==== MATERIAL PROVIDED ====
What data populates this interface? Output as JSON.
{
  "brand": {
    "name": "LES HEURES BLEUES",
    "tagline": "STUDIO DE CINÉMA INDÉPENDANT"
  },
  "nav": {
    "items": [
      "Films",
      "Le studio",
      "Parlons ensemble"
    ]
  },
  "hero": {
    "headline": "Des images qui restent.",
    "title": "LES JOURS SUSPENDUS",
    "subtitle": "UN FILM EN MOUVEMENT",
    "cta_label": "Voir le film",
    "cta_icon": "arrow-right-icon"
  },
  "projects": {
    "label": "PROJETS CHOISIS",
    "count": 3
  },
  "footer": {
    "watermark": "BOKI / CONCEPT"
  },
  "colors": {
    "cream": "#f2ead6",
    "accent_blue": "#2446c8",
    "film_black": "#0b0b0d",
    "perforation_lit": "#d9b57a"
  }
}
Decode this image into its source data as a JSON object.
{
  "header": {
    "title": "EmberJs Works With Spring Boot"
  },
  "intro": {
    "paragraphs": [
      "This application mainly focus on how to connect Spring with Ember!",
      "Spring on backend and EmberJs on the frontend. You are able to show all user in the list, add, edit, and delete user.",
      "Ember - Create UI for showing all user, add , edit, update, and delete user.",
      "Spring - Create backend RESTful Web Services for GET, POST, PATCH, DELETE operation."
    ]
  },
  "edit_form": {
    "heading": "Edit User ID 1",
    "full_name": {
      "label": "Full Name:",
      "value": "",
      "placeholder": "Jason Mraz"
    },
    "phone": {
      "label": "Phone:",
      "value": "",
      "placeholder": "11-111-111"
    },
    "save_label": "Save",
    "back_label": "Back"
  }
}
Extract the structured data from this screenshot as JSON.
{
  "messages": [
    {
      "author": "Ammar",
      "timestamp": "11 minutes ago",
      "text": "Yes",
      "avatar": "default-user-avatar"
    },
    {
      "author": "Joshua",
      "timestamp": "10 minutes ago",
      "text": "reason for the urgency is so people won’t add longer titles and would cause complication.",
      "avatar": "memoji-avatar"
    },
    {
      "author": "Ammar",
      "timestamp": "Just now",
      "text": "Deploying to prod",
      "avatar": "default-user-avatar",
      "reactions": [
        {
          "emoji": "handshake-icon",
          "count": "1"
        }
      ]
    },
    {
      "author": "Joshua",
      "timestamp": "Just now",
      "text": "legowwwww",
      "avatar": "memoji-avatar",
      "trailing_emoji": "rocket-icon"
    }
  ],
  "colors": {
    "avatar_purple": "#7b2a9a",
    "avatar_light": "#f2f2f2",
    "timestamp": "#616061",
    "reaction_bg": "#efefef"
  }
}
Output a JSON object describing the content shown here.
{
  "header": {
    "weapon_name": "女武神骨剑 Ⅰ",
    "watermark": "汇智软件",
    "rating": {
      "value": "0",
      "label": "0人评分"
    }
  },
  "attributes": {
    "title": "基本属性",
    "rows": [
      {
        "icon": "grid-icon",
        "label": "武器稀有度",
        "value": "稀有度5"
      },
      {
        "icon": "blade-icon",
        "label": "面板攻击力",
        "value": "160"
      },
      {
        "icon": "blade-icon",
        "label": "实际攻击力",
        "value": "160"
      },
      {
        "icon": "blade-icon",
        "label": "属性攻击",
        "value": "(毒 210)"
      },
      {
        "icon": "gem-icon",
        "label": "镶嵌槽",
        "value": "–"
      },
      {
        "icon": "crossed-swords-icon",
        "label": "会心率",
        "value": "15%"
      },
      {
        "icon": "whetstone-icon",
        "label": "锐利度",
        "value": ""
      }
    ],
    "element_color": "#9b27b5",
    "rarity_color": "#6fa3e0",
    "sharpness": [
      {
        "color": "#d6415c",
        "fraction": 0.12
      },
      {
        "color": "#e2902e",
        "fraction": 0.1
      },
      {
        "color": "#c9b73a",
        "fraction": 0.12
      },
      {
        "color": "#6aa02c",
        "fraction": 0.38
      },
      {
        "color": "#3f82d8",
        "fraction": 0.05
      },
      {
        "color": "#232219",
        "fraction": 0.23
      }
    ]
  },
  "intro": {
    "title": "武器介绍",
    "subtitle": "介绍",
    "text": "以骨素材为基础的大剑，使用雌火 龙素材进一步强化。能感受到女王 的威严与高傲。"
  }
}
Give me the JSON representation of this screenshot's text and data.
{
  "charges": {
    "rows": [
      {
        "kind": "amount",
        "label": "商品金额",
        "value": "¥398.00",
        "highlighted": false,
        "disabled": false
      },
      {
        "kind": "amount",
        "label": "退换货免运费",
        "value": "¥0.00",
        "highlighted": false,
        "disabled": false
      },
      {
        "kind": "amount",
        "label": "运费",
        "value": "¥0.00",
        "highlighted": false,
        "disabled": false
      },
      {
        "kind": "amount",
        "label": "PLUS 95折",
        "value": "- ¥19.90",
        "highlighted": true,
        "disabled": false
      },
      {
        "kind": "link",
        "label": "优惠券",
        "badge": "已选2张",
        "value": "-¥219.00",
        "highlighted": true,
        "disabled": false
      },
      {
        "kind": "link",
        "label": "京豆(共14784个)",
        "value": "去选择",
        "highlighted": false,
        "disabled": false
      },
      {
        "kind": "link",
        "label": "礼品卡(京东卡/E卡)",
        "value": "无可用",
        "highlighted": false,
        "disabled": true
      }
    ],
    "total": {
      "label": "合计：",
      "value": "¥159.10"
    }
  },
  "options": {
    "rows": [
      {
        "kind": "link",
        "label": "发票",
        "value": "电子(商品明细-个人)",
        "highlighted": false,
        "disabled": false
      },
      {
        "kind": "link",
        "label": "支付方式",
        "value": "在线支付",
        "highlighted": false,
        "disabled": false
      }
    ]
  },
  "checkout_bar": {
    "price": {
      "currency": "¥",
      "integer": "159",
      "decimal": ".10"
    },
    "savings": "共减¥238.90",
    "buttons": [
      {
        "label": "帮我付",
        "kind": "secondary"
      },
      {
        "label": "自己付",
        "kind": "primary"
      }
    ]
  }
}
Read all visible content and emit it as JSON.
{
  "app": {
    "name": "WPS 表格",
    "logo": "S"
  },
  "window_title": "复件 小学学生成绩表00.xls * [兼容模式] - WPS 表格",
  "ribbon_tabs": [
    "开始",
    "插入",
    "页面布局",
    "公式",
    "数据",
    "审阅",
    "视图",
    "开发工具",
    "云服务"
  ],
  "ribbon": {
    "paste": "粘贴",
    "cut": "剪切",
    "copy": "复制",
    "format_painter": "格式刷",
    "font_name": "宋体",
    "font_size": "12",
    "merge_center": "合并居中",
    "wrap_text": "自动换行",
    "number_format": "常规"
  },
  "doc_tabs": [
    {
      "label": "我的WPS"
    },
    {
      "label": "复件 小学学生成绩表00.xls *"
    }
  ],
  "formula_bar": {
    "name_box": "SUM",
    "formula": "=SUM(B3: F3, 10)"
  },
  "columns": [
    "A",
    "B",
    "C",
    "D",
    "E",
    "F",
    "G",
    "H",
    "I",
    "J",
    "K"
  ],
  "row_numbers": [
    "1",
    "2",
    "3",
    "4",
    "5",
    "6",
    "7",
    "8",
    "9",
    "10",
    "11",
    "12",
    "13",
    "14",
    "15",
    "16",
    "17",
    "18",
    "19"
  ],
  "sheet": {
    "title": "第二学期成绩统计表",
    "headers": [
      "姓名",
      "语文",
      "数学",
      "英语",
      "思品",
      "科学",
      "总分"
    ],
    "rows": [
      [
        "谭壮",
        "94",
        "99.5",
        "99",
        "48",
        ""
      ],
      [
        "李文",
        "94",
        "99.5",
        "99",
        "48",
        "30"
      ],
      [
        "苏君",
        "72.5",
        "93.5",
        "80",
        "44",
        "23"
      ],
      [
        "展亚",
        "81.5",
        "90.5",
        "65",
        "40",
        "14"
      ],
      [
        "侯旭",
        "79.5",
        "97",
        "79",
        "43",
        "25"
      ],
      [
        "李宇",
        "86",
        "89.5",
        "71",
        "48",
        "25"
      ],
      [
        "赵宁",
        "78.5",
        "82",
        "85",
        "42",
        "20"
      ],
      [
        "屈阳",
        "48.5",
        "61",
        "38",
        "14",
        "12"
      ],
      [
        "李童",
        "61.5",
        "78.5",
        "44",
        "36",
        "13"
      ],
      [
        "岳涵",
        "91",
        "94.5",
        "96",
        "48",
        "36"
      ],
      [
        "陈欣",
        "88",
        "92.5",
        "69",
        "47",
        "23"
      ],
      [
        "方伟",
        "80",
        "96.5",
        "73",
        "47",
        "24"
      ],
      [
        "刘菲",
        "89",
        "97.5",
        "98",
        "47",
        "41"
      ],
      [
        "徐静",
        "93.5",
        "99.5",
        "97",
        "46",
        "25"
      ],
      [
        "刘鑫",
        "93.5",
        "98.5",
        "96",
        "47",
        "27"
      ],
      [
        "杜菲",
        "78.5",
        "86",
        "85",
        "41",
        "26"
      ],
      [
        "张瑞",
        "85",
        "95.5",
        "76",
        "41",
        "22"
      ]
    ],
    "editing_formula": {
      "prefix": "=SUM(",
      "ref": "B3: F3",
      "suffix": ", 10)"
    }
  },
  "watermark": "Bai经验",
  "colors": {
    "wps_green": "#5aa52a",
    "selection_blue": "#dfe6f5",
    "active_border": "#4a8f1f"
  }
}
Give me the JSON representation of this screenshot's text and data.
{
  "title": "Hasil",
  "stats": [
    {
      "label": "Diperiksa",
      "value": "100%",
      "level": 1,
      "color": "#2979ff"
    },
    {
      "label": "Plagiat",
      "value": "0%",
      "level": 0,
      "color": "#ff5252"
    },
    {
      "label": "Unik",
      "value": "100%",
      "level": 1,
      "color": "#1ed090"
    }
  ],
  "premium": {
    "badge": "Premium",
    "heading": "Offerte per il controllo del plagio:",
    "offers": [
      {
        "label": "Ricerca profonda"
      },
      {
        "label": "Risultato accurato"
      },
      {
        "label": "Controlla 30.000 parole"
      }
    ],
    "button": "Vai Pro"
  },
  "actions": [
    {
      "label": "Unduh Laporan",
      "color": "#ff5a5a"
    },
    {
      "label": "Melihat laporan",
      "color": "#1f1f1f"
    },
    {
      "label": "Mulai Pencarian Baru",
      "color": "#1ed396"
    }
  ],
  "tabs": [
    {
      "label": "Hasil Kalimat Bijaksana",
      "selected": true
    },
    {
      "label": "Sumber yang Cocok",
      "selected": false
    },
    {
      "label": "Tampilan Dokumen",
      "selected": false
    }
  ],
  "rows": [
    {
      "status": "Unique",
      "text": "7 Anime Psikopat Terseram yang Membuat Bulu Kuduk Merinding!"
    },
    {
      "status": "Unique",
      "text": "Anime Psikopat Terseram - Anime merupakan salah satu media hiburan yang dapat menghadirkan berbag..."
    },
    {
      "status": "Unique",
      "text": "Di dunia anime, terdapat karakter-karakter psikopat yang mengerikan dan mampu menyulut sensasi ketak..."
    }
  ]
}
====
THE PROBLEM:
Work through the records above line by line and count those that hold the string "subtitle". Give only the result.

WRITTEN ANSWER:
2